— Start INPUT —

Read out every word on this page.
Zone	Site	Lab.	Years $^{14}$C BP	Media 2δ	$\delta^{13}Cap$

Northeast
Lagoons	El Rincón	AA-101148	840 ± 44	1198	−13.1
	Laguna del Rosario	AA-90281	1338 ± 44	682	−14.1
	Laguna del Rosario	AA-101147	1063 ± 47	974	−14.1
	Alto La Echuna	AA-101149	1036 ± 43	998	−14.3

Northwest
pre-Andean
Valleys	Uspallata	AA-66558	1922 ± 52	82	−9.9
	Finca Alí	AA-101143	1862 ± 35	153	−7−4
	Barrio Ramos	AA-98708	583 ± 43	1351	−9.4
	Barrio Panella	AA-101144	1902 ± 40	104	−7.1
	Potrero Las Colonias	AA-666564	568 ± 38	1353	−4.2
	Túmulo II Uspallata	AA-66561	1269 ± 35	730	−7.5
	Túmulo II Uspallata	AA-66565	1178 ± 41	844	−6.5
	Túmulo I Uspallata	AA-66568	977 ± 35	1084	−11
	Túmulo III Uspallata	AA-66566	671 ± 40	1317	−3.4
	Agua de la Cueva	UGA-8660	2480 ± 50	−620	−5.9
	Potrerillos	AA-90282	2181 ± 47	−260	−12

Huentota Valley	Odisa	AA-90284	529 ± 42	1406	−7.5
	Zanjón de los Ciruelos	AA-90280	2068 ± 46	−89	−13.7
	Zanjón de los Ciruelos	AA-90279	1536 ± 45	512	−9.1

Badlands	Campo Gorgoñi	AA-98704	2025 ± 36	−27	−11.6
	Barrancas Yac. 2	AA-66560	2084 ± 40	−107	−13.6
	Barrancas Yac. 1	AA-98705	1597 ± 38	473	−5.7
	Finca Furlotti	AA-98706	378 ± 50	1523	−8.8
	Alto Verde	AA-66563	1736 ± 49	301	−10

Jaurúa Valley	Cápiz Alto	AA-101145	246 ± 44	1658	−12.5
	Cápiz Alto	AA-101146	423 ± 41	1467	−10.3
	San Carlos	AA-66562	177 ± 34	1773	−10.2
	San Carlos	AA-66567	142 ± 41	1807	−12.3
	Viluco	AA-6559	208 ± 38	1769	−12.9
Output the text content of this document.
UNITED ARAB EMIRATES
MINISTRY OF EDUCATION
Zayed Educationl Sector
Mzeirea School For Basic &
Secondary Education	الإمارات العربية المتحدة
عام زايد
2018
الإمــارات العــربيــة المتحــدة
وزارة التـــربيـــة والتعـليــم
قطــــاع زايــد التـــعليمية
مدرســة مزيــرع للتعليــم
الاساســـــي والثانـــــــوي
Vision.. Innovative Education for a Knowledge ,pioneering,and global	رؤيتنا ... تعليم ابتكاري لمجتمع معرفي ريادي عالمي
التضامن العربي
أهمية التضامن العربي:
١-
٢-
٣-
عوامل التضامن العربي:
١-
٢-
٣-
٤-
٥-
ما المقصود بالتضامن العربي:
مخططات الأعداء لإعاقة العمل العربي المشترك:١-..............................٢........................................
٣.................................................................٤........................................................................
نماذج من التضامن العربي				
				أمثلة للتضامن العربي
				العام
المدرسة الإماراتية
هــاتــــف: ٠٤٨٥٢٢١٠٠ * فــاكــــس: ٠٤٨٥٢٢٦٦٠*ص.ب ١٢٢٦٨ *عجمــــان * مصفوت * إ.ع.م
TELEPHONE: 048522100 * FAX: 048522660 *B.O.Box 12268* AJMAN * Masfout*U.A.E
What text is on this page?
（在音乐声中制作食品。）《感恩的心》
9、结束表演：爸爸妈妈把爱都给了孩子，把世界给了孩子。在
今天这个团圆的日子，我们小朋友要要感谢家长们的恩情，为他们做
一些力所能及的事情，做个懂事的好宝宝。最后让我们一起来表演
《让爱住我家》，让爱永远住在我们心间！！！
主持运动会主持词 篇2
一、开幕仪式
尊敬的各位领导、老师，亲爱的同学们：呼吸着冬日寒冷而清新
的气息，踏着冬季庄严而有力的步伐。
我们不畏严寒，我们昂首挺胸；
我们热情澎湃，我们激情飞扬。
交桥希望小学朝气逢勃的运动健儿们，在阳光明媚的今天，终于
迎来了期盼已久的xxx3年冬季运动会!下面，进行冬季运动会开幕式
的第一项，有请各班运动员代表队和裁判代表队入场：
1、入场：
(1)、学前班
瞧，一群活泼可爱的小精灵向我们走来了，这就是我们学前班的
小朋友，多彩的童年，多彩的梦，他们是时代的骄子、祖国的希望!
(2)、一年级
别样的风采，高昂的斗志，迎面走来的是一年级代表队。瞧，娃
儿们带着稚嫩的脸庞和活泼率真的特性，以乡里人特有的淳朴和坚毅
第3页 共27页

— End INPUT —

> **WRITTEN INSTRUCTION**: Your task is to collect every line above that contains the word "page".

> **WRITTEN SOLUTION**:
Read out every word on this page.
What text is on this page?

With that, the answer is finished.